**DATA ROWS**

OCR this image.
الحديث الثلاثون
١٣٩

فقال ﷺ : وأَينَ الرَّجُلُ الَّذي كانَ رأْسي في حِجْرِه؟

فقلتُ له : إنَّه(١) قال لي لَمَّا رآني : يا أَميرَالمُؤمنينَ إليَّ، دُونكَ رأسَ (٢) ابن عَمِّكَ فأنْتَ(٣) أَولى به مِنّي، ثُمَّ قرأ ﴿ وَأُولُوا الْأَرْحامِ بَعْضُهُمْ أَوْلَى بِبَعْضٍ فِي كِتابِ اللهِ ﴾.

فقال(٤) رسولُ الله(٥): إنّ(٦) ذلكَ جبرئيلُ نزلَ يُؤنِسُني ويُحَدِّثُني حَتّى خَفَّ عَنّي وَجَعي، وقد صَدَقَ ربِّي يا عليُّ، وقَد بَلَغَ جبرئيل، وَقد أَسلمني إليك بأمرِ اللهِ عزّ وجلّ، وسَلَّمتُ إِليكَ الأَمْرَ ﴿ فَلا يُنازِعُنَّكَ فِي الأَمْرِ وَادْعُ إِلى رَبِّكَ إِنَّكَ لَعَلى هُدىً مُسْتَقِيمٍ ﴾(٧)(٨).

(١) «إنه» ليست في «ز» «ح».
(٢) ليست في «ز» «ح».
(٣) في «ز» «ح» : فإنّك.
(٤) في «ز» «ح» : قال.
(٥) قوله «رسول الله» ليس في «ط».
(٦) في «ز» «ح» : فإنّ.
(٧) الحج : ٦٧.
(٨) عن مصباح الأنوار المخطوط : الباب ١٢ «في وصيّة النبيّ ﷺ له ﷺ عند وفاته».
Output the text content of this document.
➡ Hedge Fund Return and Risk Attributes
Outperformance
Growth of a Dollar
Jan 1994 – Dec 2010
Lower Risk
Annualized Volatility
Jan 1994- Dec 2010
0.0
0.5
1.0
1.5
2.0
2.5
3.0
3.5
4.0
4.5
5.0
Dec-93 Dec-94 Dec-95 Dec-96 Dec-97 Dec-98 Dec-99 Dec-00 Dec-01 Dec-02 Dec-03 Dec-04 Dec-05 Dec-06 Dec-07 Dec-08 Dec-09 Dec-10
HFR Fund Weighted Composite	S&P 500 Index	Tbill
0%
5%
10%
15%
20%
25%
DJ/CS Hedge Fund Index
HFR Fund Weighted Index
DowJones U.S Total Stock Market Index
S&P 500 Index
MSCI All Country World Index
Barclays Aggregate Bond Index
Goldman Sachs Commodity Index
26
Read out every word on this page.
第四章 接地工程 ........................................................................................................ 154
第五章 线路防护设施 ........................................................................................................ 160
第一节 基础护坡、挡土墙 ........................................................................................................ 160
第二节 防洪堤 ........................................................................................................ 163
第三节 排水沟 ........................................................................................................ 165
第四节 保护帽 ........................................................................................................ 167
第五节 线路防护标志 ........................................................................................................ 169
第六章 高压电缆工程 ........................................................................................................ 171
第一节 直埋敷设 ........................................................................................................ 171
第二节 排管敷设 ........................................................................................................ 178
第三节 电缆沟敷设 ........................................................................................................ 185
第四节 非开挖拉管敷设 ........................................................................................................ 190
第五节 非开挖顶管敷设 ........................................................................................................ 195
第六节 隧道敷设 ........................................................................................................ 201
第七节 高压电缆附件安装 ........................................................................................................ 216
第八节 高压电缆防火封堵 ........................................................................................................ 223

**WORK TO DO**
Repeat all the entries exactly as given.

**EXERCISE RESULT**
OCR this image.
الحديث الثلاثون
١٣٩

فقال ﷺ : وأَينَ الرَّجُلُ الَّذي كانَ رأْسي في حِجْرِه؟

فقلتُ له : إنَّه(١) قال لي لَمَّا رآني : يا أَميرَالمُؤمنينَ إليَّ، دُونكَ رأسَ (٢) ابن عَمِّكَ فأنْتَ(٣) أَولى به مِنّي، ثُمَّ قرأ ﴿ وَأُولُوا الْأَرْحامِ بَعْضُهُمْ أَوْلَى بِبَعْضٍ فِي كِتابِ اللهِ ﴾.

فقال(٤) رسولُ الله(٥): إنّ(٦) ذلكَ جبرئيلُ نزلَ يُؤنِسُني ويُحَدِّثُني حَتّى خَفَّ عَنّي وَجَعي، وقد صَدَقَ ربِّي يا عليُّ، وقَد بَلَغَ جبرئيل، وَقد أَسلمني إليك بأمرِ اللهِ عزّ وجلّ، وسَلَّمتُ إِليكَ الأَمْرَ ﴿ فَلا يُنازِعُنَّكَ فِي الأَمْرِ وَادْعُ إِلى رَبِّكَ إِنَّكَ لَعَلى هُدىً مُسْتَقِيمٍ ﴾(٧)(٨).

(١) «إنه» ليست في «ز» «ح».
(٢) ليست في «ز» «ح».
(٣) في «ز» «ح» : فإنّك.
(٤) في «ز» «ح» : قال.
(٥) قوله «رسول الله» ليس في «ط».
(٦) في «ز» «ح» : فإنّ.
(٧) الحج : ٦٧.
(٨) عن مصباح الأنوار المخطوط : الباب ١٢ «في وصيّة النبيّ ﷺ له ﷺ عند وفاته».
Output the text content of this document.
➡ Hedge Fund Return and Risk Attributes
Outperformance
Growth of a Dollar
Jan 1994 – Dec 2010
Lower Risk
Annualized Volatility
Jan 1994- Dec 2010
0.0
0.5
1.0
1.5
2.0
2.5
3.0
3.5
4.0
4.5
5.0
Dec-93 Dec-94 Dec-95 Dec-96 Dec-97 Dec-98 Dec-99 Dec-00 Dec-01 Dec-02 Dec-03 Dec-04 Dec-05 Dec-06 Dec-07 Dec-08 Dec-09 Dec-10
HFR Fund Weighted Composite	S&P 500 Index	Tbill
0%
5%
10%
15%
20%
25%
DJ/CS Hedge Fund Index
HFR Fund Weighted Index
DowJones U.S Total Stock Market Index
S&P 500 Index
MSCI All Country World Index
Barclays Aggregate Bond Index
Goldman Sachs Commodity Index
26
Read out every word on this page.
第四章 接地工程 ........................................................................................................ 154
第五章 线路防护设施 ........................................................................................................ 160
第一节 基础护坡、挡土墙 ........................................................................................................ 160
第二节 防洪堤 ........................................................................................................ 163
第三节 排水沟 ........................................................................................................ 165
第四节 保护帽 ........................................................................................................ 167
第五节 线路防护标志 ........................................................................................................ 169
第六章 高压电缆工程 ........................................................................................................ 171
第一节 直埋敷设 ........................................................................................................ 171
第二节 排管敷设 ........................................................................................................ 178
第三节 电缆沟敷设 ........................................................................................................ 185
第四节 非开挖拉管敷设 ........................................................................................................ 190
第五节 非开挖顶管敷设 ........................................................................................................ 195
第六节 隧道敷设 ........................................................................................................ 201
第七节 高压电缆附件安装 ........................................................................................................ 216
第八节 高压电缆防火封堵 ........................................................................................................ 223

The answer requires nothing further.